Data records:
┄┄┄┄┄┄┄┄┄┄
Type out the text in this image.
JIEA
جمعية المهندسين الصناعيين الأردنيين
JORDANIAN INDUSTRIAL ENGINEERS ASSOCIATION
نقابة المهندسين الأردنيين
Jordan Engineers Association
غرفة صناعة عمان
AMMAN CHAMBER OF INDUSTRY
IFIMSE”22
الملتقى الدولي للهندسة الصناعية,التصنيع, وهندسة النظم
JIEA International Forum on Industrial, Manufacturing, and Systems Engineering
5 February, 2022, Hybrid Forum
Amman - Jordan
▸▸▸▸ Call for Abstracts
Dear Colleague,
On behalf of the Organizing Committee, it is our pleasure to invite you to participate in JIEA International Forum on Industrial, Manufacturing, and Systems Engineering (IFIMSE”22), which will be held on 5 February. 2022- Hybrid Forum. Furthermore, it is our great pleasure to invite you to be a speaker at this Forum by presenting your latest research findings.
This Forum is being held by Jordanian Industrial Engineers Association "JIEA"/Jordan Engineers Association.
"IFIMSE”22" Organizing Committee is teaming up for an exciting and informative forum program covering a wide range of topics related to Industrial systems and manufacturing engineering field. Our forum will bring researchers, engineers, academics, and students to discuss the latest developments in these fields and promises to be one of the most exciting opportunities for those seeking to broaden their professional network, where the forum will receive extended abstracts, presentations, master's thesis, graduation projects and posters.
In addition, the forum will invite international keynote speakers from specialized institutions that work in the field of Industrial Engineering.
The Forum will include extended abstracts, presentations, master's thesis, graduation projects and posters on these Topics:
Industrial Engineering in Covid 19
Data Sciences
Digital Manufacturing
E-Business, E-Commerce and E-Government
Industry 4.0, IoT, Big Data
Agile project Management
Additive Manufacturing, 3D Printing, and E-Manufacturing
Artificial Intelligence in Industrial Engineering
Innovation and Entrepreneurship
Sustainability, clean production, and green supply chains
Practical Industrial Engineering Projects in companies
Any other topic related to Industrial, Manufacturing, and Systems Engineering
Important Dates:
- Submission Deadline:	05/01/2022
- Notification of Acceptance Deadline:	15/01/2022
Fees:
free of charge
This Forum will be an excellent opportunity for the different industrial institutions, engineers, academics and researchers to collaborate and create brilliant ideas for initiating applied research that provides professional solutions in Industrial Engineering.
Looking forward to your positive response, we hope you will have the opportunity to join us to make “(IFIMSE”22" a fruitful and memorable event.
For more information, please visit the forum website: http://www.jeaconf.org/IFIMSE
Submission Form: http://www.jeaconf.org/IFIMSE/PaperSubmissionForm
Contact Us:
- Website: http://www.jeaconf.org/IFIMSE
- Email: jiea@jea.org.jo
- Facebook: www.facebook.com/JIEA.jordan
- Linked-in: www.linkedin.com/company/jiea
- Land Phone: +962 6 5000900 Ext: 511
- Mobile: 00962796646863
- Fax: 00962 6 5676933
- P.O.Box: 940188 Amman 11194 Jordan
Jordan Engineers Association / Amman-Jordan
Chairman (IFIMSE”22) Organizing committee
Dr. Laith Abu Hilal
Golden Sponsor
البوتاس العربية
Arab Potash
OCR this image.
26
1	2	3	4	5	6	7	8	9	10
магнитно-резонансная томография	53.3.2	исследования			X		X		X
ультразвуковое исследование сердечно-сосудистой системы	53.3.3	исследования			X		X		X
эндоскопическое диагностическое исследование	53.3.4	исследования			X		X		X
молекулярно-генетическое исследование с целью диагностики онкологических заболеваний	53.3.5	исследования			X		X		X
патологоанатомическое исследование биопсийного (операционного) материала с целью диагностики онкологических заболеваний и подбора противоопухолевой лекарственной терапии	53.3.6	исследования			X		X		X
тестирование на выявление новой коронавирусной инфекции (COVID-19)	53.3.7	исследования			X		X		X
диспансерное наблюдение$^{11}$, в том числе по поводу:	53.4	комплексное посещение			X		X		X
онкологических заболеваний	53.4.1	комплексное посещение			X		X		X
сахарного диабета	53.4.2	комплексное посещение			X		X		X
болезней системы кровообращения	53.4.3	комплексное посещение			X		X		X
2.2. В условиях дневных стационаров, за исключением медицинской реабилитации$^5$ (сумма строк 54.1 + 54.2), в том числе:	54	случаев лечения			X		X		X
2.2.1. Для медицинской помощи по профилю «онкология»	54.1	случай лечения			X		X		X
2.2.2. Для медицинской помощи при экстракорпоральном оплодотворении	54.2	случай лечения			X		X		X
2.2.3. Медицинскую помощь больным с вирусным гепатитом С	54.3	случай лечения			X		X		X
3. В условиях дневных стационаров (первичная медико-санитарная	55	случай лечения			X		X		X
┄┄┄┄┄┄┄┄┄┄
■ TASK DIRECTIONS ■
Everything from the line containing "OCR this image." to the end of the records must be written out exactly; include both of those lines and no others.

■ SOLUTION TO THIS TASK ■
OCR this image.
26
1	2	3	4	5	6	7	8	9	10
магнитно-резонансная томография	53.3.2	исследования			X		X		X
ультразвуковое исследование сердечно-сосудистой системы	53.3.3	исследования			X		X		X
эндоскопическое диагностическое исследование	53.3.4	исследования			X		X		X
молекулярно-генетическое исследование с целью диагностики онкологических заболеваний	53.3.5	исследования			X		X		X
патологоанатомическое исследование биопсийного (операционного) материала с целью диагностики онкологических заболеваний и подбора противоопухолевой лекарственной терапии	53.3.6	исследования			X		X		X
тестирование на выявление новой коронавирусной инфекции (COVID-19)	53.3.7	исследования			X		X		X
диспансерное наблюдение$^{11}$, в том числе по поводу:	53.4	комплексное посещение			X		X		X
онкологических заболеваний	53.4.1	комплексное посещение			X		X		X
сахарного диабета	53.4.2	комплексное посещение			X		X		X
болезней системы кровообращения	53.4.3	комплексное посещение			X		X		X
2.2. В условиях дневных стационаров, за исключением медицинской реабилитации$^5$ (сумма строк 54.1 + 54.2), в том числе:	54	случаев лечения			X		X		X
2.2.1. Для медицинской помощи по профилю «онкология»	54.1	случай лечения			X		X		X
2.2.2. Для медицинской помощи при экстракорпоральном оплодотворении	54.2	случай лечения			X		X		X
2.2.3. Медицинскую помощь больным с вирусным гепатитом С	54.3	случай лечения			X		X		X
3. В условиях дневных стационаров (первичная медико-санитарная	55	случай лечения			X		X		X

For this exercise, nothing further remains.